» **Document extract**
______________________________
The dollar was shaky on Thursday, with the dollar index trading at the 104.4 level. US treasury yields remained steady on Thursday, with the US 10-year bond yielding approximately 4.45%. 

On the data front, US jobless claims on Thursday exceeded expectations, reinforcing the notion that the Fed is done raising interest rates. Unemployment claims rose to 231K for the week ending on November 11th against expectations of a 221K print. US retail sales rose by 0.1% in October exceeding expectations of a 0.1% drop. In addition, September’s print was revised higher from 0.7% to 0.8%.

The Fed’s hawkish stance over the past year has been paying off and US price pressures are cooling. Inflation in the US eased more than expected in October, driving down rate hike expectations and putting pressure on the dollar. US PPI data released on Wednesday confirmed that price pressures in the US are easing. Monthly PPI shrank by a whopping 0.5% in October, falling below expectations of a 0.1% growth. Core PPI, which excludes food and energy, remained stable, against expectations of a 0.2% growth.

Headline inflation rose by 3.2% year-on-year in October from a 3.7% reading in September and against expectations of a 3.3% print. Monthly CPI remained unchanged from the previous month in October, while markets were anticipating a 0.1% raise. Core CPI, which excludes food and energy, also surprised on the downside. Core CPI increased by 0.2% every month, compared to 0.3% anticipated.

At the latest Fed meeting in November, FOMC members voted to keep interest rates unchanged at a 22-year high within a target range of 5.25% to 5.50%. The Fed has made it clear that its approach from now on will be data-driven and Tuesday’s inflation data have brought the odds of a rate hike in December to zero. Markets are pricing at an end to rate hikes and are even starting to price in rate cuts. Markets are always ahead of events and are already pricing at an end to the Fed’s tightening policy. 

Market expectations of rate cuts have been driving the US dollar and treasury yields down. The Fed, however, has been relying on high treasury yields to complement its tightening policy. Plummeting treasury yields may derail the Fed's plans to end rate hikes or force the Fed to keep interest rates at high levels for longer.

The Fed has likely become alarmed by the recent plunge in treasury yields. Fed Chair Jerome Powell delivered a hawkish speech last week, boosting the dollar and treasury yields. Powell warned that policymakers are not confident that they have achieved a sufficiently restrictive stance to return inflation to the Fed’s 2.0% target. Powell also stressed that a sustainable drop in inflation is not guaranteed and hinted that stronger economic growth could warrant higher rates.

The US economy seems to be recovering, boosting the dollar. Advance GDP data for the third quarter of 2023 showed that the US economy expanded by 4.9%, against expectations of 4.5% growth and far surpassing the 2.1% growth of Q2. Advance GDP price index for the 3rd quarter of the year reached 3.5%, exceeding expectations of a 2.7% print.
______________________________
» **Objective**
Extend the report on the dollar and US economic data, picking up after its final sentence.

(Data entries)
______________________________
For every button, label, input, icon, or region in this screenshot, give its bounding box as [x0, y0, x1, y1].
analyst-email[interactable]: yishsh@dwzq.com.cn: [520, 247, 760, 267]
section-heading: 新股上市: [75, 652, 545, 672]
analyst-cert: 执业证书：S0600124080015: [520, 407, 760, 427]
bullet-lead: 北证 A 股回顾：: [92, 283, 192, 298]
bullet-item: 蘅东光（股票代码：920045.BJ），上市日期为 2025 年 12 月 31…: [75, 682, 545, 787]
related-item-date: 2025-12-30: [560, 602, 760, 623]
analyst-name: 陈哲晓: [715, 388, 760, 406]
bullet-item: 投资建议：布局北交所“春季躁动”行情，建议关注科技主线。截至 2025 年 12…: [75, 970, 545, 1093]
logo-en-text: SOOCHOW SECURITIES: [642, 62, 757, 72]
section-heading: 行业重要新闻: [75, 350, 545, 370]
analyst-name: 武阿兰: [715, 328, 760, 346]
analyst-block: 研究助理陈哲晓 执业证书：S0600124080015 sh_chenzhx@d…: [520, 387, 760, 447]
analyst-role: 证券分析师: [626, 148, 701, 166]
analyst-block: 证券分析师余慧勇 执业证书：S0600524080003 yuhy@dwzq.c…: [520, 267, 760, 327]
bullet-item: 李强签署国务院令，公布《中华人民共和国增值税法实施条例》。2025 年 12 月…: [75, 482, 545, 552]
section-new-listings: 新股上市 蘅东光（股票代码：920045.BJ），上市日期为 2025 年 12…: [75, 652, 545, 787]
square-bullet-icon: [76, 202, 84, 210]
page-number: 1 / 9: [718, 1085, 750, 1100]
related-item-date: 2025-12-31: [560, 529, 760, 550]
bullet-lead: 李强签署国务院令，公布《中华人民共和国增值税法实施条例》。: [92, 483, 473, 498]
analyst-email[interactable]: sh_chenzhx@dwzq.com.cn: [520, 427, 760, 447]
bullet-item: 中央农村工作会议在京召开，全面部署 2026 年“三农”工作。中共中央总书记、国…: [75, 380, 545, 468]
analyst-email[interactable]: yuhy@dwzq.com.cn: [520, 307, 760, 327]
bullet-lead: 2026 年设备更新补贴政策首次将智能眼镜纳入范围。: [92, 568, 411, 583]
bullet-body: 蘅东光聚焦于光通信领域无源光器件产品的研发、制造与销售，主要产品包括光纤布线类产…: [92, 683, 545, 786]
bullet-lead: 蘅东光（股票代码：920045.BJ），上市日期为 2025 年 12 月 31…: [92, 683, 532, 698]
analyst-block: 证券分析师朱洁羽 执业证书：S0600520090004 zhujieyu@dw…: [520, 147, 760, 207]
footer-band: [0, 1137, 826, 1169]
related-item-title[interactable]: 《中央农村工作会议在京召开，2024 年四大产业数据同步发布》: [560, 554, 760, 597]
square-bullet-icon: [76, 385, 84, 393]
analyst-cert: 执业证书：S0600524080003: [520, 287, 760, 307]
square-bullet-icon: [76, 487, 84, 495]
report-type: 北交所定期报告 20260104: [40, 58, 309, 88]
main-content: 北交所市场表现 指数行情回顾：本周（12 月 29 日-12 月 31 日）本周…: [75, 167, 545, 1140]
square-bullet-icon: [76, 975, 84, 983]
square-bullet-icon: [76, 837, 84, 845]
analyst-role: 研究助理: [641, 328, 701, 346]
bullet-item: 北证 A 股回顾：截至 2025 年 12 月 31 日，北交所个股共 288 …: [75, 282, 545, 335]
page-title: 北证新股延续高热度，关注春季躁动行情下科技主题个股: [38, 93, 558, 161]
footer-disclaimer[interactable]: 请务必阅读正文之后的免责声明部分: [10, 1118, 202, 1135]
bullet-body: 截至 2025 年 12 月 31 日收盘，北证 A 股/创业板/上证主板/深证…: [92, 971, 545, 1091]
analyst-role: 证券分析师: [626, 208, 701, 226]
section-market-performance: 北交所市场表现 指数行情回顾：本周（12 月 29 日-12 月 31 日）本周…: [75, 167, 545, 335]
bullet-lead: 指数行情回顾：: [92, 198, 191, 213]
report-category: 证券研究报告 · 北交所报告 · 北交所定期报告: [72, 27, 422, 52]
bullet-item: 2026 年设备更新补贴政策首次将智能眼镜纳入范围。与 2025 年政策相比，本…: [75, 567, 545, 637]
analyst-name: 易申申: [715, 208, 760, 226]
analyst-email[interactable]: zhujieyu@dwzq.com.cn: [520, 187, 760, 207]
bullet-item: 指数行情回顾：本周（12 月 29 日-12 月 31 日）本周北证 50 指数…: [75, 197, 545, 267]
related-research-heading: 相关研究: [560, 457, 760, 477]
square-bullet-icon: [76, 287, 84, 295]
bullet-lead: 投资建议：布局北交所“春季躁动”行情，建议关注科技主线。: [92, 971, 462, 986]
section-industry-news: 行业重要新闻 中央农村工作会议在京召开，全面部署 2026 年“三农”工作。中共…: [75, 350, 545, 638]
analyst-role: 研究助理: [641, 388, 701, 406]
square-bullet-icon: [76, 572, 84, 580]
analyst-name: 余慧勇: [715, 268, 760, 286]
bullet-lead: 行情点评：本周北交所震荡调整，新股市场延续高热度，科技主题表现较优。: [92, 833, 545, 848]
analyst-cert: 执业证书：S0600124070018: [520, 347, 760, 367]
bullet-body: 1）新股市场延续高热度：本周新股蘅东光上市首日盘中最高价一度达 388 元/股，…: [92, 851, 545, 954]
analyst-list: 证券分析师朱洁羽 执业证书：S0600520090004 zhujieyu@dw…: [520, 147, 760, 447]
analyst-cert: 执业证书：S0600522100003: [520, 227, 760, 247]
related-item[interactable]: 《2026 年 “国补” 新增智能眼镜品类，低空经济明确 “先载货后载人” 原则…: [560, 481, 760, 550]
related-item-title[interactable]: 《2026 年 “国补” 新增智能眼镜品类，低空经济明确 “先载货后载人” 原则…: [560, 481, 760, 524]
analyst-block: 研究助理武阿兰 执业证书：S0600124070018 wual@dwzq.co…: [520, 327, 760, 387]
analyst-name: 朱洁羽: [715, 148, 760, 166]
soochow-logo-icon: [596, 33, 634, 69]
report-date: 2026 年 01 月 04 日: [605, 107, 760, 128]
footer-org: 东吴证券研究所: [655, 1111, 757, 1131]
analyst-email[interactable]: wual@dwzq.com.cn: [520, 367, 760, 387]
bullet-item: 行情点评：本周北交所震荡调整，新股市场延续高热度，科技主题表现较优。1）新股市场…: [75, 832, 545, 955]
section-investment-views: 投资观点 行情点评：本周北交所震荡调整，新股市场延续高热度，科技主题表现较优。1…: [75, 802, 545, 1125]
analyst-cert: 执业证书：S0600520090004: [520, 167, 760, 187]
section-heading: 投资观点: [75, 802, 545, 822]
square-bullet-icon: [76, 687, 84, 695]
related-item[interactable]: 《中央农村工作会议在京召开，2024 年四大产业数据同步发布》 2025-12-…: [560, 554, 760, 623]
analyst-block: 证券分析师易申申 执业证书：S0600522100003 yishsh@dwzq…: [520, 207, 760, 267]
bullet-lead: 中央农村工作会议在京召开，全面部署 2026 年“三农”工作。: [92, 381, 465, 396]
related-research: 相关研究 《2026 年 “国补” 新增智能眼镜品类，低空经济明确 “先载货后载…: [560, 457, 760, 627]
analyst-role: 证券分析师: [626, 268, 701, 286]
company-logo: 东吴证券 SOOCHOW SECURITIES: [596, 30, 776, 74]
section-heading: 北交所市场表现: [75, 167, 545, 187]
______________________________
» **Reply to the task**
Core PCE Price Index, which is the Fed’s preferred inflation gauge, rose by 0.3% in September, in line with expectations. Core PCE Price Index dropped to 3.7% year-on-year in September from a 3.8% print the previous month. Inflationary pressures in the US are easing, reinforcing the notion that the Federal Reserve will not have to raise interest rates further. US headline inflation in September, however, remained at August's levels of 3.7% year-on-year, while market analysts were expecting a drop to 3.6%. 



EUR/USD traded sideways on Thursday, oscillating around the 1.085 level. If the EUR/USD pair declines, it may find support at 1.065, while resistance may be encountered near 1.094. 

The economic outlook of the Eurozone appears to be deteriorating, putting pressure on the Euro. Flash GDP data for the Euro area on Tuesday showed that the Eurozone economy contracted by 0.1% in the third quarter of the year, which was in line with expectations. The Eurozone economy barely expanded in the second quarter by 0.1%, after contracting by 0.1% in Q1 of 2023. The EU economy is struggling and cannot withstand much further tightening. 

The ECB decided to keep interest rates unchanged at 4.50% in October. Markets anticipate that the ECB has hit its rate ceiling, putting pressure on the Euro. The ECB is tasked with assessing the risk to the fragile Eurozone economy against high inflation rates. 

ECB President Christine Lagarde has hinted at an end to rate hikes. Lagarde highlighted the risks to the Eurozone economy stressing that the economy is likely to remain weak for the remainder of the year. Lagarde also stated that it is too early to talk about rate cuts and warned that interest rates will remain at sufficiently restrictive levels for as long as necessary.

Headline inflation in the Eurozone fell to its lowest level in two years in October, mainly due to a drop in energy prices. Flash CPI cooled to 2.9% year-on-year in October from 4.3% in September against expectations of a 3.1% print. Core CPI Flash Estimate, which excludes food and energy, was in line with expectations. Core CPI eased to 4.2% year-on-year in October from 4.5% in September. The ECB’s efforts to curb inflation rates are paying off, even at the cost of decreased economic growth.

Final CPI data are due on Friday for the Eurozone and will provide information on the direction of EU inflation. 

EURUSD 1hr chart



GBP/USD traded sideways on Thursday around the 1.241 level. If the GBP/USD rate goes up, it may encounter resistance near 1.255, while support may be found near 1.218. 

The Sterling eased on Wednesday after CPI data showed that British inflation cooled more than forecast in October, reinforcing expectations that the Bank of England has ended its hiking cycle and will be cutting interest rates by the middle of next year. Headline inflation in the UK rose by 4.6% year-on-year in October, registering a dramatic drop from September’s 6.7% increase. Annual Core CPI, which excludes food and energy, grew by 5.7% in October versus 6.1% in September and 5.8% forecast.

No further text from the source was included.